**WHAT IS ASKED:** Each line of the material must be returned exactly.

**ENTRIES PROVIDED:**

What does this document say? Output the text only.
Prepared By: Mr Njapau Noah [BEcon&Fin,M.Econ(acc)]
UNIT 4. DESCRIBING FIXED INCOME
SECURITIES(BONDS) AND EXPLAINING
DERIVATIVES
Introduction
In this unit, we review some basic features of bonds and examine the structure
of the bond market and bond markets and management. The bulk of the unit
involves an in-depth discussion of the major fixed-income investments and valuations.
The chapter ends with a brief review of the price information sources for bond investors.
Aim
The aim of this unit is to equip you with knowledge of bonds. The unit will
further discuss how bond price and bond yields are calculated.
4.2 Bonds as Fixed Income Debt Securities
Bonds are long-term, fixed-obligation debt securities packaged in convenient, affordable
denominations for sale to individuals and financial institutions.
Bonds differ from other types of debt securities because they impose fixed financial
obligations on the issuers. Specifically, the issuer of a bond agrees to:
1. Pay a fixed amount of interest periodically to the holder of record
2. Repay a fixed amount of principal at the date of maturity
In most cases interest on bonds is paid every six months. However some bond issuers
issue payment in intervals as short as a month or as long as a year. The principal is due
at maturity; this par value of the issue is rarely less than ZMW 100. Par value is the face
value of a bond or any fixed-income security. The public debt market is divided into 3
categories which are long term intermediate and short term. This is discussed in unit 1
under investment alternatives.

**THE RESULT:**
What does this document say? Output the text only.
Prepared By: Mr Njapau Noah [BEcon&Fin,M.Econ(acc)]
UNIT 4. DESCRIBING FIXED INCOME
SECURITIES(BONDS) AND EXPLAINING
DERIVATIVES
Introduction
In this unit, we review some basic features of bonds and examine the structure
of the bond market and bond markets and management. The bulk of the unit
involves an in-depth discussion of the major fixed-income investments and valuations.
The chapter ends with a brief review of the price information sources for bond investors.
Aim
The aim of this unit is to equip you with knowledge of bonds. The unit will
further discuss how bond price and bond yields are calculated.
4.2 Bonds as Fixed Income Debt Securities
Bonds are long-term, fixed-obligation debt securities packaged in convenient, affordable
denominations for sale to individuals and financial institutions.
Bonds differ from other types of debt securities because they impose fixed financial
obligations on the issuers. Specifically, the issuer of a bond agrees to:
1. Pay a fixed amount of interest periodically to the holder of record
2. Repay a fixed amount of principal at the date of maturity
In most cases interest on bonds is paid every six months. However some bond issuers
issue payment in intervals as short as a month or as long as a year. The principal is due
at maturity; this par value of the issue is rarely less than ZMW 100. Par value is the face
value of a bond or any fixed-income security. The public debt market is divided into 3
categories which are long term intermediate and short term. This is discussed in unit 1
under investment alternatives.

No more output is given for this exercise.